Problem requirements :: Work out the number of lines containing "MaXtar". Answer with nothing but that number.

%%

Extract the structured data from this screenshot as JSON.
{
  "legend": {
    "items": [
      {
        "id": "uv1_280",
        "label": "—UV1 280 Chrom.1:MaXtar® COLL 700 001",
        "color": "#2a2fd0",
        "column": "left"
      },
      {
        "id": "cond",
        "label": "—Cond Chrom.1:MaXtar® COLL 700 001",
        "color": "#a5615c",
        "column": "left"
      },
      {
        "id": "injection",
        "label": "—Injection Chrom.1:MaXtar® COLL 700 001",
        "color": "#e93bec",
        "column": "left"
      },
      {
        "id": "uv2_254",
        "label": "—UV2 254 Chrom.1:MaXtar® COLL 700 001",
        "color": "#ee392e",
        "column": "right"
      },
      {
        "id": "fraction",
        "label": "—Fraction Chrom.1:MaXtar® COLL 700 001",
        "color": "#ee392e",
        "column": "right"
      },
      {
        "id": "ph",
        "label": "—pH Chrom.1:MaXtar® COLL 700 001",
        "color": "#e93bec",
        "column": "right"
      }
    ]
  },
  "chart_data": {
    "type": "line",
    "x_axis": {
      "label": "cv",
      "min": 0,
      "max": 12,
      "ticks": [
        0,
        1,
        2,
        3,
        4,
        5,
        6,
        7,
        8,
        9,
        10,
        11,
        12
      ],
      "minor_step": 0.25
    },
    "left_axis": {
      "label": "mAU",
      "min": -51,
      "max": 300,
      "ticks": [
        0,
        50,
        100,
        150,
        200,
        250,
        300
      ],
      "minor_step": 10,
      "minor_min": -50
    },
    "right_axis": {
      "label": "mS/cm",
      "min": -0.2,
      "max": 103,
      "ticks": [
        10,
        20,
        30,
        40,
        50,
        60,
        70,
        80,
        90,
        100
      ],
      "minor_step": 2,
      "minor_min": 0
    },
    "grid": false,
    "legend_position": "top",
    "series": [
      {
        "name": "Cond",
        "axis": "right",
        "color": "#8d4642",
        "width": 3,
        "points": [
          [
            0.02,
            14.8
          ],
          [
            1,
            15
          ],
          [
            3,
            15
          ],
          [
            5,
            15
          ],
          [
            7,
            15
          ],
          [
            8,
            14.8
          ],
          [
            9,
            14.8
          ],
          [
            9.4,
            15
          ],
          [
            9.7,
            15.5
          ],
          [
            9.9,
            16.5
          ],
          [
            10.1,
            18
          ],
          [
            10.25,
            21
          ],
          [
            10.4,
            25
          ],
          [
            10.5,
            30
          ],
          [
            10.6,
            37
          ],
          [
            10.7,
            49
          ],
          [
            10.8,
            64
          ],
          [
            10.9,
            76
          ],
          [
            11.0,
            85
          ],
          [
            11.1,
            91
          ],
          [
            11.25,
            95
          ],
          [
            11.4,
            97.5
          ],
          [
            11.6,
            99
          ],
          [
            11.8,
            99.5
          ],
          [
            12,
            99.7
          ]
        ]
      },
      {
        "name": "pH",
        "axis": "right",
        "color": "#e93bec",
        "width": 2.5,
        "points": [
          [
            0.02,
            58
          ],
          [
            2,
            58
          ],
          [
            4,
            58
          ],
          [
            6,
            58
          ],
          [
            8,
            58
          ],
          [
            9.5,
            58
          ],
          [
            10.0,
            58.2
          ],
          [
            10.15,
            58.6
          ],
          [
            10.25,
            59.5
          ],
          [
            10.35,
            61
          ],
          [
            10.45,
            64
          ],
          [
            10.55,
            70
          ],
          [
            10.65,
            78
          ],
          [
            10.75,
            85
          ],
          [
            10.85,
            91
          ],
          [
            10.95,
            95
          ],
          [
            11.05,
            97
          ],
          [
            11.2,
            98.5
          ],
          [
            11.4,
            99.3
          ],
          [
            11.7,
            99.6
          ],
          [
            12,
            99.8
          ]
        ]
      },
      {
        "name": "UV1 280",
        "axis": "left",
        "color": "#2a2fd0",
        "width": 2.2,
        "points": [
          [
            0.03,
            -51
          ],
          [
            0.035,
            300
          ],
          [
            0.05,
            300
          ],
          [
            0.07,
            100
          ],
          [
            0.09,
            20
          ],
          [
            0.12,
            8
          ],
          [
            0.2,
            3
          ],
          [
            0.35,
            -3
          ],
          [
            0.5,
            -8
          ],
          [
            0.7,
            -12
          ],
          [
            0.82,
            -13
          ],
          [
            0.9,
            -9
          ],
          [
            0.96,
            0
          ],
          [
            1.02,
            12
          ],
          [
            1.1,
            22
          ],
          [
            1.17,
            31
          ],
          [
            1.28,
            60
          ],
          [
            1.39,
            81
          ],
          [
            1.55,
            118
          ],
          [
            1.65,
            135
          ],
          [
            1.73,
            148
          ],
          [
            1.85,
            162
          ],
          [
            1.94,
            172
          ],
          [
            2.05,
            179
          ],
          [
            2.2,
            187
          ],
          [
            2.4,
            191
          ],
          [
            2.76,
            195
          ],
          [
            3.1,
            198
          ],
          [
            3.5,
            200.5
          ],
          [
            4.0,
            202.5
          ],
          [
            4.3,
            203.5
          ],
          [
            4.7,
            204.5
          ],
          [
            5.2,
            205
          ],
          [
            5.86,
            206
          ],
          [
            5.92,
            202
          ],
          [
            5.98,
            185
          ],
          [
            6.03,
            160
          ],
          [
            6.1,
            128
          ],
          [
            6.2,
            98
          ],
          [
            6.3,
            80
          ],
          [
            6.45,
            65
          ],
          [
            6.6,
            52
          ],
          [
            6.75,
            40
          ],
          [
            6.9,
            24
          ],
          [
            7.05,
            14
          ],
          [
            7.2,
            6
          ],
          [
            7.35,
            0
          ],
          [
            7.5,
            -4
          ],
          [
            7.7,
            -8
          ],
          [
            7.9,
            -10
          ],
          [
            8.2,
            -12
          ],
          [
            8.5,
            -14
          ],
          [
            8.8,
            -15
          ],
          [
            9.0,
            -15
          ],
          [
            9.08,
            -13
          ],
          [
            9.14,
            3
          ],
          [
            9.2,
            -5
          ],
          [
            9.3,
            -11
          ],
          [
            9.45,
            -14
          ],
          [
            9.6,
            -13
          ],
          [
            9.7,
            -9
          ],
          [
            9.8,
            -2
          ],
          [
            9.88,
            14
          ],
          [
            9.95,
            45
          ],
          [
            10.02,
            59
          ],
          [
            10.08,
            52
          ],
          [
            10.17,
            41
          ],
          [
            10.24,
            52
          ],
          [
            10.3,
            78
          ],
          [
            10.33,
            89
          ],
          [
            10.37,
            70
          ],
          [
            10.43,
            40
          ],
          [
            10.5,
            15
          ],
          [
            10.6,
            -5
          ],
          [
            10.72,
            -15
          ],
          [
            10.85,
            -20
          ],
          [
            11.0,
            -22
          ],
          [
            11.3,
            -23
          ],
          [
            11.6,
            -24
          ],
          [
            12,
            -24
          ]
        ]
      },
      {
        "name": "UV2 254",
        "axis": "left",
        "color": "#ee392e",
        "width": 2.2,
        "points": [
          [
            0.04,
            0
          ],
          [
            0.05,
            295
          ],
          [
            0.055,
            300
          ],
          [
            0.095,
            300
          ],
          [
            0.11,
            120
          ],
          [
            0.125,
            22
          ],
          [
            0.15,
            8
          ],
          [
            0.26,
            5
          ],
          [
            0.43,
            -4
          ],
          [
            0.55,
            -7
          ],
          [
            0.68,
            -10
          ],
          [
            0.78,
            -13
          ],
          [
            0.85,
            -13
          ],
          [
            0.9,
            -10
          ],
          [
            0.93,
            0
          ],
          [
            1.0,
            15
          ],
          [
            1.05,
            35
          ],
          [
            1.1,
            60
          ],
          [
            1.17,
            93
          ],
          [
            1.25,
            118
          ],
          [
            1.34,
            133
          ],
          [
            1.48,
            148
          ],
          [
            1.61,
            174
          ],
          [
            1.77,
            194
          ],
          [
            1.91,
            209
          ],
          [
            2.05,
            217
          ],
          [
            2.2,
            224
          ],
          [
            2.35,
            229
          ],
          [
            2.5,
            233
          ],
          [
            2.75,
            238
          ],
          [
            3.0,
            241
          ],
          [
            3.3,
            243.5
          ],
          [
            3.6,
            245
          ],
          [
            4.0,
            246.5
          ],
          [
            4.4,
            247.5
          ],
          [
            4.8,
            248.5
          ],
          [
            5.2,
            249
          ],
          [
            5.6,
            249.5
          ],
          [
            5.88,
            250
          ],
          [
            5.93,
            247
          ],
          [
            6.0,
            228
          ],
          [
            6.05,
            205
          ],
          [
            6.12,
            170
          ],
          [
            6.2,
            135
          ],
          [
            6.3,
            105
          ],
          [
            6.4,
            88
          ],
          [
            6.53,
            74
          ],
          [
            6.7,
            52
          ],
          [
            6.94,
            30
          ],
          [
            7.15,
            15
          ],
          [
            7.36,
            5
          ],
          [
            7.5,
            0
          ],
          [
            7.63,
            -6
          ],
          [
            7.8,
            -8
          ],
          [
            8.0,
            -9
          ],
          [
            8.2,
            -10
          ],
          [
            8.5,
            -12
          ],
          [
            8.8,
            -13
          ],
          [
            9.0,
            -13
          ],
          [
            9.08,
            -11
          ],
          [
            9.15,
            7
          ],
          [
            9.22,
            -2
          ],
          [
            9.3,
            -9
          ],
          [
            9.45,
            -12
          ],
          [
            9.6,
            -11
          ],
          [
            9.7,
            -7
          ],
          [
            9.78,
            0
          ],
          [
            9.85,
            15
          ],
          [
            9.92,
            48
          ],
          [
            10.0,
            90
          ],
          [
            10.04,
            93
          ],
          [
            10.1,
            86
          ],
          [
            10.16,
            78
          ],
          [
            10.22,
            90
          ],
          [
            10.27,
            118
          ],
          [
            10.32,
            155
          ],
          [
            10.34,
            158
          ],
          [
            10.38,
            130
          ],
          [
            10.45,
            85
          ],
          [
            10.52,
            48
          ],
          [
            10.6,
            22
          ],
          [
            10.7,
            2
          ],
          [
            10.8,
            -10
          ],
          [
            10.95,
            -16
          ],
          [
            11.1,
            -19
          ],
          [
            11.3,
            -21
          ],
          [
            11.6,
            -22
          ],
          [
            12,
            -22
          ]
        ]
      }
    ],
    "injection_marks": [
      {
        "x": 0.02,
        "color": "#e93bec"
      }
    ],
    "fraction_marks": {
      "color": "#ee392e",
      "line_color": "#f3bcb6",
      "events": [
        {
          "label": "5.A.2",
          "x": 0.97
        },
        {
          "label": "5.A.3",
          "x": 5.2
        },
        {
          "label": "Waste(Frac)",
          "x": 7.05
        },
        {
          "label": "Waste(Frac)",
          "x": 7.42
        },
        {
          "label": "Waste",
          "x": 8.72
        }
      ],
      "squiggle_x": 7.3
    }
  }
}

%%

Solution below :: 6